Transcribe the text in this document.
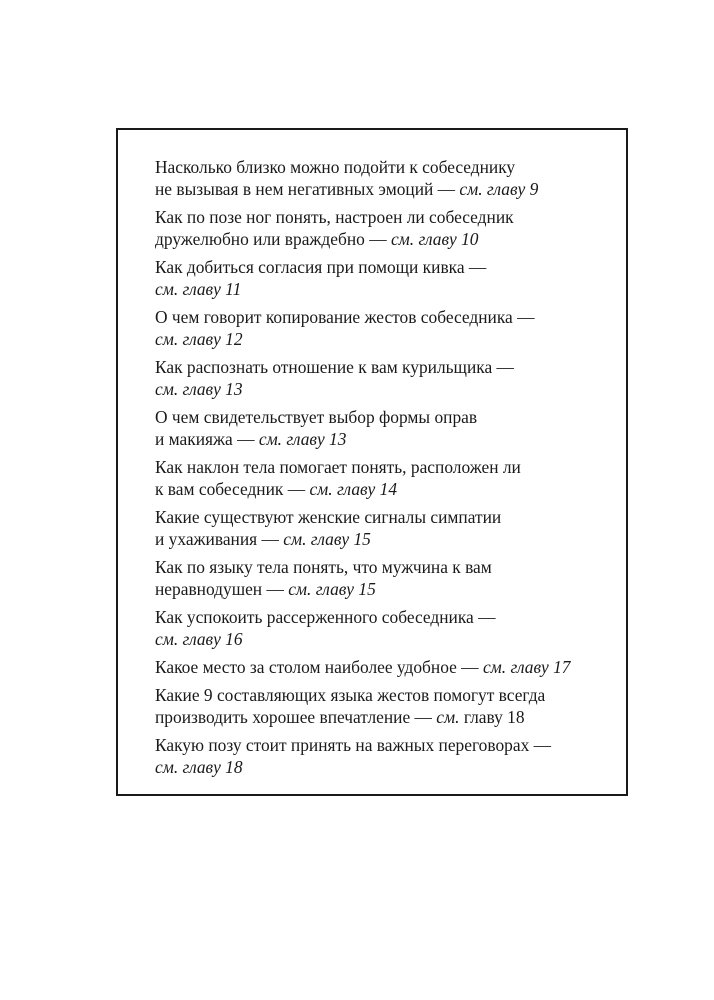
Насколько близко можно подойти к собеседнику
не вызывая в нем негативных эмоций — см. главу 9

Как по позе ног понять, настроен ли собеседник
дружелюбно или враждебно — см. главу 10

Как добиться согласия при помощи кивка —
см. главу 11

О чем говорит копирование жестов собеседника —
см. главу 12

Как распознать отношение к вам курильщика —
см. главу 13

О чем свидетельствует выбор формы оправ
и макияжа — см. главу 13

Как наклон тела помогает понять, расположен ли
к вам собеседник — см. главу 14

Какие существуют женские сигналы симпатии
и ухаживания — см. главу 15

Как по языку тела понять, что мужчина к вам
неравнодушен — см. главу 15

Как успокоить рассерженного собеседника —
см. главу 16

Какое место за столом наиболее удобное — см. главу 17

Какие 9 составляющих языка жестов помогут всегда
производить хорошее впечатление — см. главу 18

Какую позу стоит принять на важных переговорах —
см. главу 18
☆ ☆ ☆ ☆ ☆ ☆ ☆
• [Aim of the task] Read through the entries and copy every line that includes "собеседника".

• [Exercise answer]
О чем говорит копирование жестов собеседника —
Как успокоить рассерженного собеседника —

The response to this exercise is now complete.